Every entry that follows should be reproduced exactly.

— Start —

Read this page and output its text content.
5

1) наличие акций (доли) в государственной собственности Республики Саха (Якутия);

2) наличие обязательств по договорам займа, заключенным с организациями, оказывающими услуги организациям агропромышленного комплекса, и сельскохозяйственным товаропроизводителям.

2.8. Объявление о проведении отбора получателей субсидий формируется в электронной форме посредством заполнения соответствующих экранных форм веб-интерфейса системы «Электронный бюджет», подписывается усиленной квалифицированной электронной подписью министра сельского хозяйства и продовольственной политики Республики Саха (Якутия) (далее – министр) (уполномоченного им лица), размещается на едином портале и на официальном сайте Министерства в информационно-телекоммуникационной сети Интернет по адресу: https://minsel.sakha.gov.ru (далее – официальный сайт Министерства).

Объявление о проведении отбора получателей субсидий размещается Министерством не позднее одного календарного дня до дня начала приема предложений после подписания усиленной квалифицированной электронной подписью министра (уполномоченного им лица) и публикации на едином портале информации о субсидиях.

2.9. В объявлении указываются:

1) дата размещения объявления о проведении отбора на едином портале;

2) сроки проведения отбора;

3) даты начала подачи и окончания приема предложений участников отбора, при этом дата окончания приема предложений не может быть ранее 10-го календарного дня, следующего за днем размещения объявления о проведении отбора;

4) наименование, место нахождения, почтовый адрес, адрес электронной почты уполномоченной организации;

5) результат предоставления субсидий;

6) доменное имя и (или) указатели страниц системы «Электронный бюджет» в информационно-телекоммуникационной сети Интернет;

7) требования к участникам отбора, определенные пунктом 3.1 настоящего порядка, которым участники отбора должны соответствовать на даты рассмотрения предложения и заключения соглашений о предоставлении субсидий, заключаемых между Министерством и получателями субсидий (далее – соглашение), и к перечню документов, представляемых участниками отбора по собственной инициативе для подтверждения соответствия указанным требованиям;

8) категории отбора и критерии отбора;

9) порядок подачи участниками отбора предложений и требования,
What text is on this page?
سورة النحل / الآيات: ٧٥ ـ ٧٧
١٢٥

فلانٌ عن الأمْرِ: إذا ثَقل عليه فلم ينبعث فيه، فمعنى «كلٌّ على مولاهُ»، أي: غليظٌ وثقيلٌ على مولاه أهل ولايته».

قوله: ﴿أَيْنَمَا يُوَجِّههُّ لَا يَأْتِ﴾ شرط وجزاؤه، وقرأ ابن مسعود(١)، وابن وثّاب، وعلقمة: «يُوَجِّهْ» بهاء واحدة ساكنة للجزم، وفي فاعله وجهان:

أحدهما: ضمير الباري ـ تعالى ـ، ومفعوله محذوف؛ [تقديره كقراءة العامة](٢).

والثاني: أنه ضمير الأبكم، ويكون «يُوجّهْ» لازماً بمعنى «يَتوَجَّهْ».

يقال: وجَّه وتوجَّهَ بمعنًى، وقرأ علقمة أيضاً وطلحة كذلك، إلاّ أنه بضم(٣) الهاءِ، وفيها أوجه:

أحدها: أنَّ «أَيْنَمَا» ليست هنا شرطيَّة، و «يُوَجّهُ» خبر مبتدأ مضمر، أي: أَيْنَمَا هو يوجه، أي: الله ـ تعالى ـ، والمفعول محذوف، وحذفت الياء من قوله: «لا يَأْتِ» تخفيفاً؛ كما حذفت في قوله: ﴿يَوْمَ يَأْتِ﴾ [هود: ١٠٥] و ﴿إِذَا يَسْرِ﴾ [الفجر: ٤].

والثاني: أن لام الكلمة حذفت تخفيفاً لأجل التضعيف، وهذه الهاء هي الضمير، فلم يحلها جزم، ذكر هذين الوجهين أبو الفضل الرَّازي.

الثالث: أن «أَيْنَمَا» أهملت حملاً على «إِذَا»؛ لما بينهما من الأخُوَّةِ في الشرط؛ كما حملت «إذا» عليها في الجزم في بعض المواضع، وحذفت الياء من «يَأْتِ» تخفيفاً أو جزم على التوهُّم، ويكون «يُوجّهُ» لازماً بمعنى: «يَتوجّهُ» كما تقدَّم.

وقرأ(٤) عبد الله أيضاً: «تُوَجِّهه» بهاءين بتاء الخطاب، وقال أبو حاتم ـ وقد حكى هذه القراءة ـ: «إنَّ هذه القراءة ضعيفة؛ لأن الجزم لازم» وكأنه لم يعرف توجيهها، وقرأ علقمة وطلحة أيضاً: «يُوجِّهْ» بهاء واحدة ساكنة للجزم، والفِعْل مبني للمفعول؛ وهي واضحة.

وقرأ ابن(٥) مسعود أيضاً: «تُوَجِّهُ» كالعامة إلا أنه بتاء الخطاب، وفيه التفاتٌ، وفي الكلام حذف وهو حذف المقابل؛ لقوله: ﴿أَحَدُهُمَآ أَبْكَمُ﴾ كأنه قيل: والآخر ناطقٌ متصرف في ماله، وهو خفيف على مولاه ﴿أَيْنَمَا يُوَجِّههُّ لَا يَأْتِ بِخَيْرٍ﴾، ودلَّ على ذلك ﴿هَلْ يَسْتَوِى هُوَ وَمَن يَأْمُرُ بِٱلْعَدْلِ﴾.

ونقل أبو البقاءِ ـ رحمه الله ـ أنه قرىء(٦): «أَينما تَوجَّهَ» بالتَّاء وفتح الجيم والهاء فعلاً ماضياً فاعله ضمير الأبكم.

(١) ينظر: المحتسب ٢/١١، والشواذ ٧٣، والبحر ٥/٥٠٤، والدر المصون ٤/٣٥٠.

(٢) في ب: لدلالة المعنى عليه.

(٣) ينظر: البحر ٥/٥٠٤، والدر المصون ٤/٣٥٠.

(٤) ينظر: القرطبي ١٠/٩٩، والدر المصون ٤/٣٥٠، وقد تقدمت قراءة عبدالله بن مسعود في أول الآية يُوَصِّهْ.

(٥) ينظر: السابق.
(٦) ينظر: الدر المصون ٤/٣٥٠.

— End —

*Result*:
Read this page and output its text content.
5

1) наличие акций (доли) в государственной собственности Республики Саха (Якутия);

2) наличие обязательств по договорам займа, заключенным с организациями, оказывающими услуги организациям агропромышленного комплекса, и сельскохозяйственным товаропроизводителям.

2.8. Объявление о проведении отбора получателей субсидий формируется в электронной форме посредством заполнения соответствующих экранных форм веб-интерфейса системы «Электронный бюджет», подписывается усиленной квалифицированной электронной подписью министра сельского хозяйства и продовольственной политики Республики Саха (Якутия) (далее – министр) (уполномоченного им лица), размещается на едином портале и на официальном сайте Министерства в информационно-телекоммуникационной сети Интернет по адресу: https://minsel.sakha.gov.ru (далее – официальный сайт Министерства).

Объявление о проведении отбора получателей субсидий размещается Министерством не позднее одного календарного дня до дня начала приема предложений после подписания усиленной квалифицированной электронной подписью министра (уполномоченного им лица) и публикации на едином портале информации о субсидиях.

2.9. В объявлении указываются:

1) дата размещения объявления о проведении отбора на едином портале;

2) сроки проведения отбора;

3) даты начала подачи и окончания приема предложений участников отбора, при этом дата окончания приема предложений не может быть ранее 10-го календарного дня, следующего за днем размещения объявления о проведении отбора;

4) наименование, место нахождения, почтовый адрес, адрес электронной почты уполномоченной организации;

5) результат предоставления субсидий;

6) доменное имя и (или) указатели страниц системы «Электронный бюджет» в информационно-телекоммуникационной сети Интернет;

7) требования к участникам отбора, определенные пунктом 3.1 настоящего порядка, которым участники отбора должны соответствовать на даты рассмотрения предложения и заключения соглашений о предоставлении субсидий, заключаемых между Министерством и получателями субсидий (далее – соглашение), и к перечню документов, представляемых участниками отбора по собственной инициативе для подтверждения соответствия указанным требованиям;

8) категории отбора и критерии отбора;

9) порядок подачи участниками отбора предложений и требования,
What text is on this page?
سورة النحل / الآيات: ٧٥ ـ ٧٧
١٢٥

فلانٌ عن الأمْرِ: إذا ثَقل عليه فلم ينبعث فيه، فمعنى «كلٌّ على مولاهُ»، أي: غليظٌ وثقيلٌ على مولاه أهل ولايته».

قوله: ﴿أَيْنَمَا يُوَجِّههُّ لَا يَأْتِ﴾ شرط وجزاؤه، وقرأ ابن مسعود(١)، وابن وثّاب، وعلقمة: «يُوَجِّهْ» بهاء واحدة ساكنة للجزم، وفي فاعله وجهان:

أحدهما: ضمير الباري ـ تعالى ـ، ومفعوله محذوف؛ [تقديره كقراءة العامة](٢).

والثاني: أنه ضمير الأبكم، ويكون «يُوجّهْ» لازماً بمعنى «يَتوَجَّهْ».

يقال: وجَّه وتوجَّهَ بمعنًى، وقرأ علقمة أيضاً وطلحة كذلك، إلاّ أنه بضم(٣) الهاءِ، وفيها أوجه:

أحدها: أنَّ «أَيْنَمَا» ليست هنا شرطيَّة، و «يُوَجّهُ» خبر مبتدأ مضمر، أي: أَيْنَمَا هو يوجه، أي: الله ـ تعالى ـ، والمفعول محذوف، وحذفت الياء من قوله: «لا يَأْتِ» تخفيفاً؛ كما حذفت في قوله: ﴿يَوْمَ يَأْتِ﴾ [هود: ١٠٥] و ﴿إِذَا يَسْرِ﴾ [الفجر: ٤].

والثاني: أن لام الكلمة حذفت تخفيفاً لأجل التضعيف، وهذه الهاء هي الضمير، فلم يحلها جزم، ذكر هذين الوجهين أبو الفضل الرَّازي.

الثالث: أن «أَيْنَمَا» أهملت حملاً على «إِذَا»؛ لما بينهما من الأخُوَّةِ في الشرط؛ كما حملت «إذا» عليها في الجزم في بعض المواضع، وحذفت الياء من «يَأْتِ» تخفيفاً أو جزم على التوهُّم، ويكون «يُوجّهُ» لازماً بمعنى: «يَتوجّهُ» كما تقدَّم.

وقرأ(٤) عبد الله أيضاً: «تُوَجِّهه» بهاءين بتاء الخطاب، وقال أبو حاتم ـ وقد حكى هذه القراءة ـ: «إنَّ هذه القراءة ضعيفة؛ لأن الجزم لازم» وكأنه لم يعرف توجيهها، وقرأ علقمة وطلحة أيضاً: «يُوجِّهْ» بهاء واحدة ساكنة للجزم، والفِعْل مبني للمفعول؛ وهي واضحة.

وقرأ ابن(٥) مسعود أيضاً: «تُوَجِّهُ» كالعامة إلا أنه بتاء الخطاب، وفيه التفاتٌ، وفي الكلام حذف وهو حذف المقابل؛ لقوله: ﴿أَحَدُهُمَآ أَبْكَمُ﴾ كأنه قيل: والآخر ناطقٌ متصرف في ماله، وهو خفيف على مولاه ﴿أَيْنَمَا يُوَجِّههُّ لَا يَأْتِ بِخَيْرٍ﴾، ودلَّ على ذلك ﴿هَلْ يَسْتَوِى هُوَ وَمَن يَأْمُرُ بِٱلْعَدْلِ﴾.

ونقل أبو البقاءِ ـ رحمه الله ـ أنه قرىء(٦): «أَينما تَوجَّهَ» بالتَّاء وفتح الجيم والهاء فعلاً ماضياً فاعله ضمير الأبكم.

(١) ينظر: المحتسب ٢/١١، والشواذ ٧٣، والبحر ٥/٥٠٤، والدر المصون ٤/٣٥٠.

(٢) في ب: لدلالة المعنى عليه.

(٣) ينظر: البحر ٥/٥٠٤، والدر المصون ٤/٣٥٠.

(٤) ينظر: القرطبي ١٠/٩٩، والدر المصون ٤/٣٥٠، وقد تقدمت قراءة عبدالله بن مسعود في أول الآية يُوَصِّهْ.

(٥) ينظر: السابق.
(٦) ينظر: الدر المصون ٤/٣٥٠.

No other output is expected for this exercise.